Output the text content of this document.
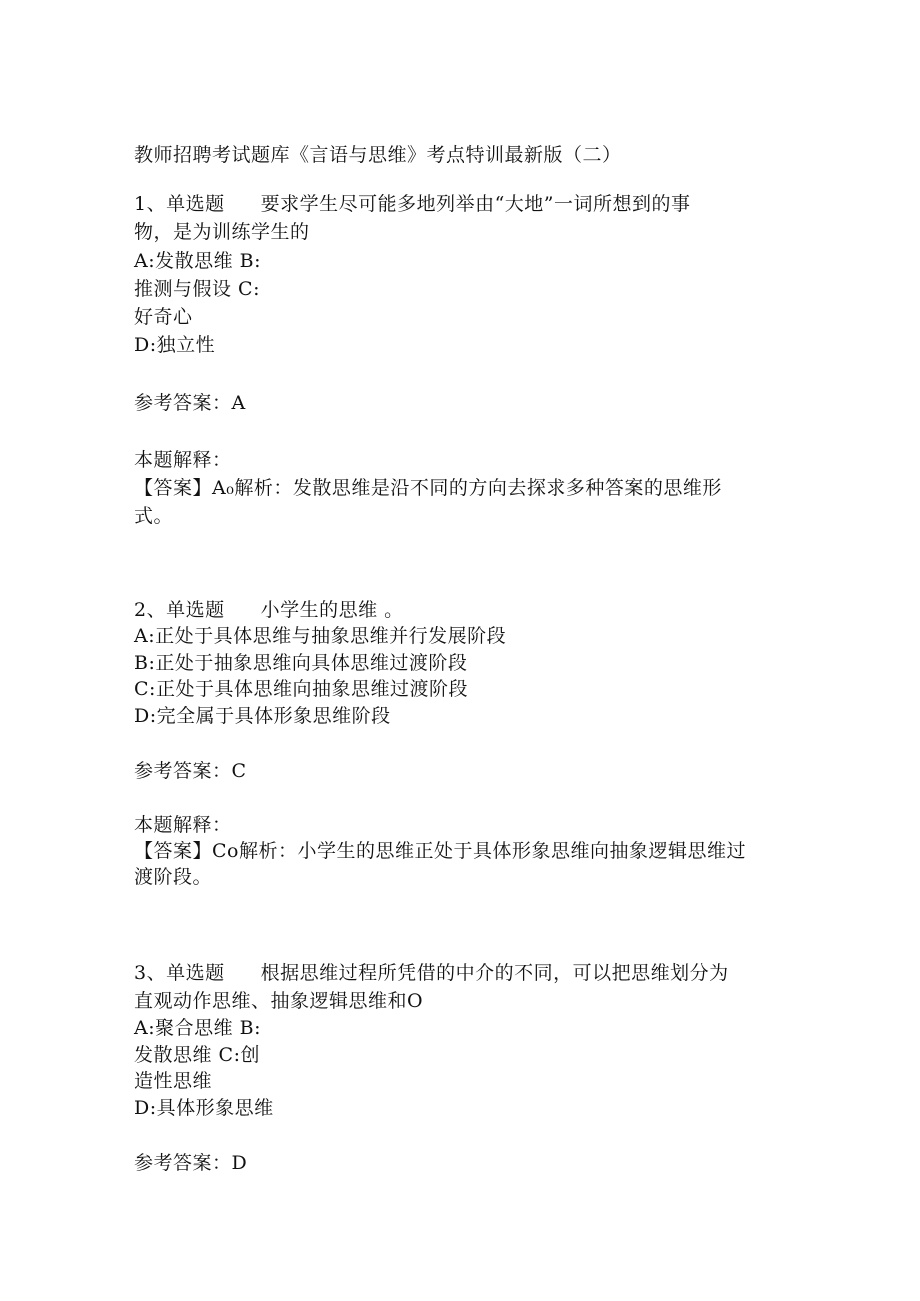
教师招聘考试题库《言语与思维》考点特训最新版（二）
1、单选题 要求学生尽可能多地列举由“大地”一词所想到的事
物，是为训练学生的
A:发散思维 B:
推测与假设 C:
好奇心
D:独立性
参考答案：A
本题解释：
【答案】A₀解析：发散思维是沿不同的方向去探求多种答案的思维形
式。
2、单选题 小学生的思维 。
A:正处于具体思维与抽象思维并行发展阶段
B:正处于抽象思维向具体思维过渡阶段
C:正处于具体思维向抽象思维过渡阶段
D:完全属于具体形象思维阶段
参考答案：C
本题解释：
【答案】Co解析：小学生的思维正处于具体形象思维向抽象逻辑思维过
渡阶段。
3、单选题 根据思维过程所凭借的中介的不同，可以把思维划分为
直观动作思维、抽象逻辑思维和O
A:聚合思维 B:
发散思维 C:创
造性思维
D:具体形象思维
参考答案：D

__________

> _EXERCISE DESCRIPTION_
Retype the data above exactly; pictures are not part of the copy.

> _TASK SOLUTION_
Output the text content of this document.
教师招聘考试题库《言语与思维》考点特训最新版（二）
1、单选题 要求学生尽可能多地列举由“大地”一词所想到的事
物，是为训练学生的
A:发散思维 B:
推测与假设 C:
好奇心
D:独立性
参考答案：A
本题解释：
【答案】A₀解析：发散思维是沿不同的方向去探求多种答案的思维形
式。
2、单选题 小学生的思维 。
A:正处于具体思维与抽象思维并行发展阶段
B:正处于抽象思维向具体思维过渡阶段
C:正处于具体思维向抽象思维过渡阶段
D:完全属于具体形象思维阶段
参考答案：C
本题解释：
【答案】Co解析：小学生的思维正处于具体形象思维向抽象逻辑思维过
渡阶段。
3、单选题 根据思维过程所凭借的中介的不同，可以把思维划分为
直观动作思维、抽象逻辑思维和O
A:聚合思维 B:
发散思维 C:创
造性思维
D:具体形象思维
参考答案：D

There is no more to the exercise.